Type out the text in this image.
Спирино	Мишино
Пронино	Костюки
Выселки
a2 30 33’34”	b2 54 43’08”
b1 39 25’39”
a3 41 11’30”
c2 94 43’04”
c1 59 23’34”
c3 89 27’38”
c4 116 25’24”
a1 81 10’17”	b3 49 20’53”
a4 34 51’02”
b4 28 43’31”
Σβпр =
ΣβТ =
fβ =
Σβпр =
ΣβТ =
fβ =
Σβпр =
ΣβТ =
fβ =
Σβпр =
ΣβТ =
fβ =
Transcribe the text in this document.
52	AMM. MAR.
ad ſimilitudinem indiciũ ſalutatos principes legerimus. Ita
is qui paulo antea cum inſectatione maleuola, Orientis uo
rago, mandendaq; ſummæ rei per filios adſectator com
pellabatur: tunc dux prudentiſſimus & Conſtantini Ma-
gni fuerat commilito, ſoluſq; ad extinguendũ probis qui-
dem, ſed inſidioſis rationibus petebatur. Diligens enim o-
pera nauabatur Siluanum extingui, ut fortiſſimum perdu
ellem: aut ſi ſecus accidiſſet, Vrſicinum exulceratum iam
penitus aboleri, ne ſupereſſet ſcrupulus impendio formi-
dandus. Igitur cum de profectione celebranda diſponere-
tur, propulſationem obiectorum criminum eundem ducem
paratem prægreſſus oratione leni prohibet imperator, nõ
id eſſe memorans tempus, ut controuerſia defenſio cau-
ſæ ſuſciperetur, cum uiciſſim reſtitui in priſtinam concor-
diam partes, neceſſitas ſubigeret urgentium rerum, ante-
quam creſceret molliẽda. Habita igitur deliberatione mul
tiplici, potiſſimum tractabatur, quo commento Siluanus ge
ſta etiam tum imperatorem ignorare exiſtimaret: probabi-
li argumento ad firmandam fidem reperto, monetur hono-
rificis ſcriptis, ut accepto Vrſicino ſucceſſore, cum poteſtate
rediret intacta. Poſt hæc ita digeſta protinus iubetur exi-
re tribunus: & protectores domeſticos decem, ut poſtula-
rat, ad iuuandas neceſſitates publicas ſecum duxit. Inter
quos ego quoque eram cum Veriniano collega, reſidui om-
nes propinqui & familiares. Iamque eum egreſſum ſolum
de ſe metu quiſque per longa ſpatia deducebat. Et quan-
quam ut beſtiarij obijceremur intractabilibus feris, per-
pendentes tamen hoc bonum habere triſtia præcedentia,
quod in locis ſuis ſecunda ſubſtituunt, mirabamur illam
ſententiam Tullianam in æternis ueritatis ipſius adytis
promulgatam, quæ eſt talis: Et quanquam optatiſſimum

□ □ □ □

→ **GIVEN INSTRUCTION**
Show every line from the entries above in which the word "text" appears.

→ **EXPECTED ANSWER**
Type out the text in this image.
Transcribe the text in this document.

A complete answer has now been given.